**** SUPPLIED DATA ****

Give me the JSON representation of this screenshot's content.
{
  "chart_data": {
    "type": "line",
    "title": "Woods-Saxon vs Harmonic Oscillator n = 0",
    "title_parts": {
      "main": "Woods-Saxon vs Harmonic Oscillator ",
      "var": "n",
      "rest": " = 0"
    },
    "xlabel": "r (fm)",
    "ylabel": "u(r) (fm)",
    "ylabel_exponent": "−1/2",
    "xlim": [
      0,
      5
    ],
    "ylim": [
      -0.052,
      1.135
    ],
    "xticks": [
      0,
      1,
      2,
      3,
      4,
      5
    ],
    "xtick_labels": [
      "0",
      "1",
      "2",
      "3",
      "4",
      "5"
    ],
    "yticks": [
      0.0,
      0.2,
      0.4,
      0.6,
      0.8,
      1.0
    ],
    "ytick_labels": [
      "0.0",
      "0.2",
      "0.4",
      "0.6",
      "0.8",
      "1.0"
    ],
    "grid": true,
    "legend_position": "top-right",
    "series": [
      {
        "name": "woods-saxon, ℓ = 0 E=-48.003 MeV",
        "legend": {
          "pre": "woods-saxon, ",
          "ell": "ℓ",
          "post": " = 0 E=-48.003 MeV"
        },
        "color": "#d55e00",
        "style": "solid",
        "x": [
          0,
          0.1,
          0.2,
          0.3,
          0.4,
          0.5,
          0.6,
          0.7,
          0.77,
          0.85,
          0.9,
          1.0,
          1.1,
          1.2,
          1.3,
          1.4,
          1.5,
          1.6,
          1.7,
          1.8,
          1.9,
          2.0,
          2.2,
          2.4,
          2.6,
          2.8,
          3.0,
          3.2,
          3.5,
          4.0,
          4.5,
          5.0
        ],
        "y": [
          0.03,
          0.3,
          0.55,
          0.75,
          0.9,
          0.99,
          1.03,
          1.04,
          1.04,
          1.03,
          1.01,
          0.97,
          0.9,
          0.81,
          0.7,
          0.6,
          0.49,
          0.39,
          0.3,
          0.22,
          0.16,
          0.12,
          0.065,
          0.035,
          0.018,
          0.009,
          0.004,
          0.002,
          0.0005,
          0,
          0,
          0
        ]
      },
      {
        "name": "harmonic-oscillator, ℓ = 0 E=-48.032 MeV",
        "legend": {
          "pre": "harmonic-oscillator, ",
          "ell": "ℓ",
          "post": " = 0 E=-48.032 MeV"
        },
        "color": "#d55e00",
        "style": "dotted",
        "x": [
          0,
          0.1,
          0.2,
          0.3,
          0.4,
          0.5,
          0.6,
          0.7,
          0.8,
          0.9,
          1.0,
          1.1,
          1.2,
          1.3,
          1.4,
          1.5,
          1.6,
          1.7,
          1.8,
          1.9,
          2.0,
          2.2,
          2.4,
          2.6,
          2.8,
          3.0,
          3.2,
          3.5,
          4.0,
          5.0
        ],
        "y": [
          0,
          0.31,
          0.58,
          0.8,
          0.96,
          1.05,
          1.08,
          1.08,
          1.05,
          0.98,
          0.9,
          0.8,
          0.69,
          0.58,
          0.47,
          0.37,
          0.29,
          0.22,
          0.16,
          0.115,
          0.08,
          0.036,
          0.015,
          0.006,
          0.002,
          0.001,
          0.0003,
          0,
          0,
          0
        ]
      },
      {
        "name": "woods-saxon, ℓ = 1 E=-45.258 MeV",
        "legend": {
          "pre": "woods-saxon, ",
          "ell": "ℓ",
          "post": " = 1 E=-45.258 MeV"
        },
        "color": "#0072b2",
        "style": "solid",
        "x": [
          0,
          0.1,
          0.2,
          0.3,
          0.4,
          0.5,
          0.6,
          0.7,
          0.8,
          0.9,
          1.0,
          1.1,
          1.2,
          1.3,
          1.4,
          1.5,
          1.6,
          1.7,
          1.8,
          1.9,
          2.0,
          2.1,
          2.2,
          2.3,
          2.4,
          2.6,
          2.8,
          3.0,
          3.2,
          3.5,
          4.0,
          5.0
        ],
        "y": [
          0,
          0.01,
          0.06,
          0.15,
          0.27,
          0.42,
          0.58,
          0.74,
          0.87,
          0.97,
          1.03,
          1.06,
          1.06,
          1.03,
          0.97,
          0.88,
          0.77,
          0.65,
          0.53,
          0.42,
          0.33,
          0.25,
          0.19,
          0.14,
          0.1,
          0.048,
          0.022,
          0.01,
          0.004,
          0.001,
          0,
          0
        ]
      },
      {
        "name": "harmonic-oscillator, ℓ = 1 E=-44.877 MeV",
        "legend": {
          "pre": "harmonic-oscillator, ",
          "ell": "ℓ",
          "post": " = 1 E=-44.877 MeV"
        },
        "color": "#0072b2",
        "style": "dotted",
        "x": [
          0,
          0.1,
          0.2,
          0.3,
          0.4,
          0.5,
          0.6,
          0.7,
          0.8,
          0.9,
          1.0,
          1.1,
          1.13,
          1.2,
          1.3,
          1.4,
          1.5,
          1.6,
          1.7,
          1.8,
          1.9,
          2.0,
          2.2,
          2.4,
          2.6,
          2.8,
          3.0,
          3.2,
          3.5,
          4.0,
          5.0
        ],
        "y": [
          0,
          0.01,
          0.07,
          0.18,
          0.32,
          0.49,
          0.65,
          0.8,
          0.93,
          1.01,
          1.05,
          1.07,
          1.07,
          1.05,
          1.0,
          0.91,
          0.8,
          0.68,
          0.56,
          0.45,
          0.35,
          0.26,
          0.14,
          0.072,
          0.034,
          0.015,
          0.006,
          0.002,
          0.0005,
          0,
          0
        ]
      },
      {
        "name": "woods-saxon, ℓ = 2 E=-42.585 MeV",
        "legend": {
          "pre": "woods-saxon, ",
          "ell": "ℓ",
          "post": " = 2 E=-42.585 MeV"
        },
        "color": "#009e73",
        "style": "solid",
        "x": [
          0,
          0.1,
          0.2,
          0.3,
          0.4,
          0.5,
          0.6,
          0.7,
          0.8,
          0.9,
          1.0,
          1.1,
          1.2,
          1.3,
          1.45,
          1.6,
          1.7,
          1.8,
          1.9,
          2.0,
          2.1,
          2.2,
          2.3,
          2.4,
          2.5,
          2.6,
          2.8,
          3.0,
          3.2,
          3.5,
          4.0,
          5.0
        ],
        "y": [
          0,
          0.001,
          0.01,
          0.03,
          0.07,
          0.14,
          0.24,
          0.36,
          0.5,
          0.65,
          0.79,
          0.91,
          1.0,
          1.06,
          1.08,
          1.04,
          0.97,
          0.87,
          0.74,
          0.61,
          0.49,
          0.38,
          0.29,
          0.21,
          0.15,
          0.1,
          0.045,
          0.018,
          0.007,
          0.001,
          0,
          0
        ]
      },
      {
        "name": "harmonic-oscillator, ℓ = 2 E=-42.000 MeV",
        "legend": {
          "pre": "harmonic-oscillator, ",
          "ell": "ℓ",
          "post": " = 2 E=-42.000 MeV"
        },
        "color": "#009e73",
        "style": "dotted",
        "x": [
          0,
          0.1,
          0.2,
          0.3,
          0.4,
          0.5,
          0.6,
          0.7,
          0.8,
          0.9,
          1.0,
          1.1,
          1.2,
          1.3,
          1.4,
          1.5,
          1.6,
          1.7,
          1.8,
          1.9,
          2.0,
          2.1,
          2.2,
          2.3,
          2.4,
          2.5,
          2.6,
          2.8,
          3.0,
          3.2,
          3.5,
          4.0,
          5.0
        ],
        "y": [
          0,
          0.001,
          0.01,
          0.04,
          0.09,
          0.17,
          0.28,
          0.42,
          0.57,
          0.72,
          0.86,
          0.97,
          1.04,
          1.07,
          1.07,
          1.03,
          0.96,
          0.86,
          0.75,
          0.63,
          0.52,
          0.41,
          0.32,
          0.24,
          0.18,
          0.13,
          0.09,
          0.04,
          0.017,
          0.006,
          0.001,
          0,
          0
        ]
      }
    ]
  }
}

****

### [TASK DESCRIPTION]
What is the number of lines containing "post"? Give that number only.

### [WRITTEN ANSWER]
6